== Data shown ==

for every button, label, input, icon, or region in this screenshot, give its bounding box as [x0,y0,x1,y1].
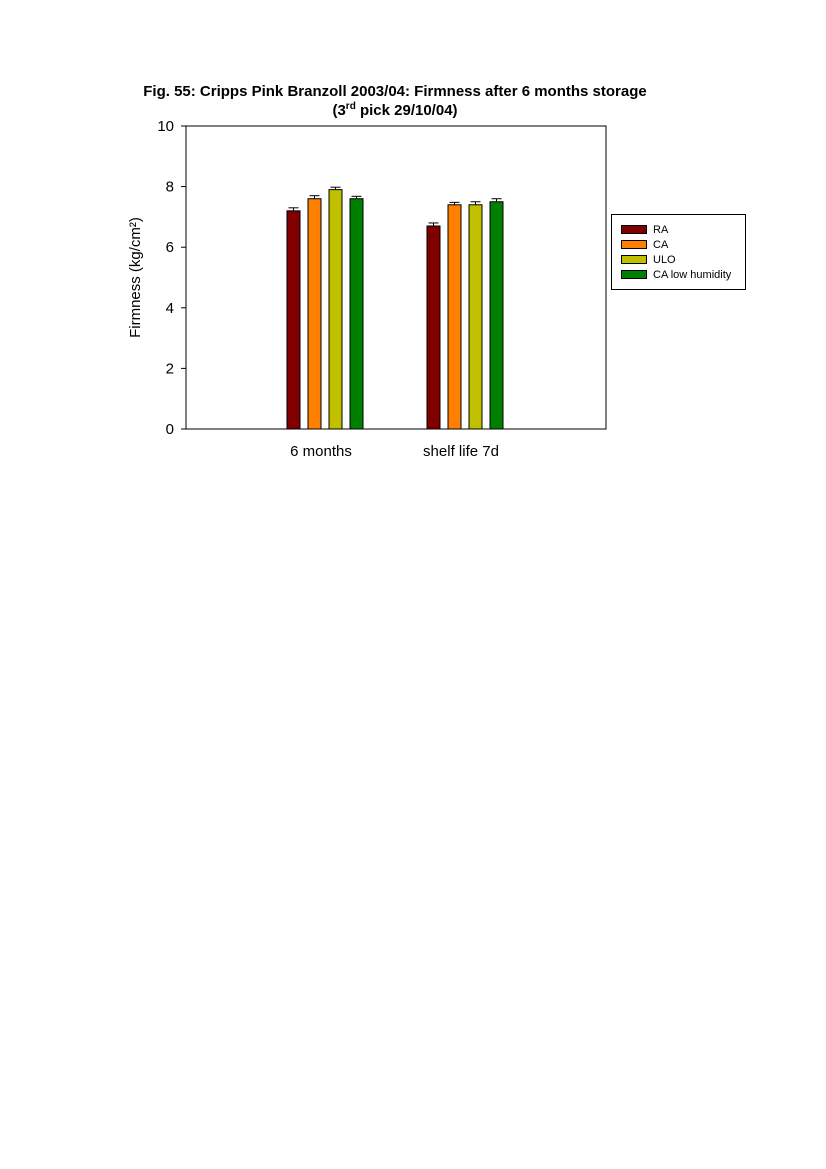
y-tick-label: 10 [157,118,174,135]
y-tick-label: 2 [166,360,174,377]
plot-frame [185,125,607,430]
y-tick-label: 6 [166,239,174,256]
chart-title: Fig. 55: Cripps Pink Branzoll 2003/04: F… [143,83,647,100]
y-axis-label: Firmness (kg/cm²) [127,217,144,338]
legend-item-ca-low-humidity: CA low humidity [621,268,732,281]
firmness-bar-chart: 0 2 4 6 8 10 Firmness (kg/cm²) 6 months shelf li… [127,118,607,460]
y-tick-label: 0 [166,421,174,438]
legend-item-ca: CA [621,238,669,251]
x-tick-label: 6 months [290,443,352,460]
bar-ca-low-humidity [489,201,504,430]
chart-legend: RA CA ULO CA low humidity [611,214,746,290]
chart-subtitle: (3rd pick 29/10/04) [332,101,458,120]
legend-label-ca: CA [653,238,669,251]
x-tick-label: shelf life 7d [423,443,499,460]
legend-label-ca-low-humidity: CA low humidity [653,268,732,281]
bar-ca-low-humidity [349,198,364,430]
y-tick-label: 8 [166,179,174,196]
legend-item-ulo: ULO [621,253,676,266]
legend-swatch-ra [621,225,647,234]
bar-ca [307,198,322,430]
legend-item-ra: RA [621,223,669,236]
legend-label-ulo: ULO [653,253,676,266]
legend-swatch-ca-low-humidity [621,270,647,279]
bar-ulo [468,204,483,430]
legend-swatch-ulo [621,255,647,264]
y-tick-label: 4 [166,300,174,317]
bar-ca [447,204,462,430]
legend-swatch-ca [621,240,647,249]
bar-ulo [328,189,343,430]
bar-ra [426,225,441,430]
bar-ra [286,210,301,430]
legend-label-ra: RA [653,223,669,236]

===

* Directions for this task: Please change every "humidity" in the rows above to "moisture", keeping the rest of each row as it is. Leave the pictures out of your answer.

* Response for this exercise:
for every button, label, input, icon, or region in this screenshot, give its bounding box as [x0,y0,x1,y1].
y-tick-label: 10 [157,118,174,135]
y-tick-label: 2 [166,360,174,377]
plot-frame [185,125,607,430]
y-tick-label: 6 [166,239,174,256]
chart-title: Fig. 55: Cripps Pink Branzoll 2003/04: F… [143,83,647,100]
y-axis-label: Firmness (kg/cm²) [127,217,144,338]
legend-item-ca-low-moisture: CA low moisture [621,268,732,281]
firmness-bar-chart: 0 2 4 6 8 10 Firmness (kg/cm²) 6 months shelf li… [127,118,607,460]
y-tick-label: 0 [166,421,174,438]
legend-item-ca: CA [621,238,669,251]
x-tick-label: 6 months [290,443,352,460]
bar-ca-low-moisture [489,201,504,430]
chart-legend: RA CA ULO CA low moisture [611,214,746,290]
chart-subtitle: (3rd pick 29/10/04) [332,101,458,120]
legend-label-ca: CA [653,238,669,251]
x-tick-label: shelf life 7d [423,443,499,460]
legend-label-ca-low-moisture: CA low moisture [653,268,732,281]
bar-ca-low-moisture [349,198,364,430]
y-tick-label: 8 [166,179,174,196]
legend-item-ulo: ULO [621,253,676,266]
legend-swatch-ra [621,225,647,234]
bar-ca [307,198,322,430]
legend-item-ra: RA [621,223,669,236]
legend-label-ulo: ULO [653,253,676,266]
legend-swatch-ca-low-moisture [621,270,647,279]
bar-ulo [468,204,483,430]
legend-swatch-ulo [621,255,647,264]
y-tick-label: 4 [166,300,174,317]
bar-ca [447,204,462,430]
legend-swatch-ca [621,240,647,249]
bar-ulo [328,189,343,430]
bar-ra [426,225,441,430]
bar-ra [286,210,301,430]
legend-label-ra: RA [653,223,669,236]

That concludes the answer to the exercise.